Print all of the data exactly.

──────────

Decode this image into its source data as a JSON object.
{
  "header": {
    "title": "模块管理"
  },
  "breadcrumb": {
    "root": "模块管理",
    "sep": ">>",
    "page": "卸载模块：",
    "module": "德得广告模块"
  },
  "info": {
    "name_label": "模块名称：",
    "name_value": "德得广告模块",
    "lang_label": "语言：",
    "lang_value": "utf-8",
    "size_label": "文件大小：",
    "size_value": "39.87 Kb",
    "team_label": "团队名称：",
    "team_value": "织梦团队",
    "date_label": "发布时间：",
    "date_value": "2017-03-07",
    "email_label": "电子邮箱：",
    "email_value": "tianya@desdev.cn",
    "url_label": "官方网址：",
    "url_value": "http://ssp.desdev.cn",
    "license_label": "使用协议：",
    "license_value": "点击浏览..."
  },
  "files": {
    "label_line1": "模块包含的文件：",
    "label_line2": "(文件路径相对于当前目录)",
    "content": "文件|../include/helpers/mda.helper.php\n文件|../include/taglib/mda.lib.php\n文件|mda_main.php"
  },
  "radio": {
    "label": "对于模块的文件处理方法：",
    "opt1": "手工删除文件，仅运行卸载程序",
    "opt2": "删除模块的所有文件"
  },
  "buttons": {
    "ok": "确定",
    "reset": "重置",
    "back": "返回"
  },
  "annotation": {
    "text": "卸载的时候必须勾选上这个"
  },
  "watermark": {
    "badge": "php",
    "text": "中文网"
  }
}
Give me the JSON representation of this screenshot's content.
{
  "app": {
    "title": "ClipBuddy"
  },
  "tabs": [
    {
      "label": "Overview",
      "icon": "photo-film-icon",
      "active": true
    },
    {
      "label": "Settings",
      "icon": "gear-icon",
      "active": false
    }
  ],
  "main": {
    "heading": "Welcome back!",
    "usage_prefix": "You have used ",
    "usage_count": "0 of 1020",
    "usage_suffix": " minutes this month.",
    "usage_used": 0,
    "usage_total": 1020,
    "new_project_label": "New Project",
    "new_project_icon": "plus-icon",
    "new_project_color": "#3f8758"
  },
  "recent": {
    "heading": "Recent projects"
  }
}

──────────

> **The completed task**:
Decode this image into its source data as a JSON object.
{
  "header": {
    "title": "模块管理"
  },
  "breadcrumb": {
    "root": "模块管理",
    "sep": ">>",
    "page": "卸载模块：",
    "module": "德得广告模块"
  },
  "info": {
    "name_label": "模块名称：",
    "name_value": "德得广告模块",
    "lang_label": "语言：",
    "lang_value": "utf-8",
    "size_label": "文件大小：",
    "size_value": "39.87 Kb",
    "team_label": "团队名称：",
    "team_value": "织梦团队",
    "date_label": "发布时间：",
    "date_value": "2017-03-07",
    "email_label": "电子邮箱：",
    "email_value": "tianya@desdev.cn",
    "url_label": "官方网址：",
    "url_value": "http://ssp.desdev.cn",
    "license_label": "使用协议：",
    "license_value": "点击浏览..."
  },
  "files": {
    "label_line1": "模块包含的文件：",
    "label_line2": "(文件路径相对于当前目录)",
    "content": "文件|../include/helpers/mda.helper.php\n文件|../include/taglib/mda.lib.php\n文件|mda_main.php"
  },
  "radio": {
    "label": "对于模块的文件处理方法：",
    "opt1": "手工删除文件，仅运行卸载程序",
    "opt2": "删除模块的所有文件"
  },
  "buttons": {
    "ok": "确定",
    "reset": "重置",
    "back": "返回"
  },
  "annotation": {
    "text": "卸载的时候必须勾选上这个"
  },
  "watermark": {
    "badge": "php",
    "text": "中文网"
  }
}
Give me the JSON representation of this screenshot's content.
{
  "app": {
    "title": "ClipBuddy"
  },
  "tabs": [
    {
      "label": "Overview",
      "icon": "photo-film-icon",
      "active": true
    },
    {
      "label": "Settings",
      "icon": "gear-icon",
      "active": false
    }
  ],
  "main": {
    "heading": "Welcome back!",
    "usage_prefix": "You have used ",
    "usage_count": "0 of 1020",
    "usage_suffix": " minutes this month.",
    "usage_used": 0,
    "usage_total": 1020,
    "new_project_label": "New Project",
    "new_project_icon": "plus-icon",
    "new_project_color": "#3f8758"
  },
  "recent": {
    "heading": "Recent projects"
  }
}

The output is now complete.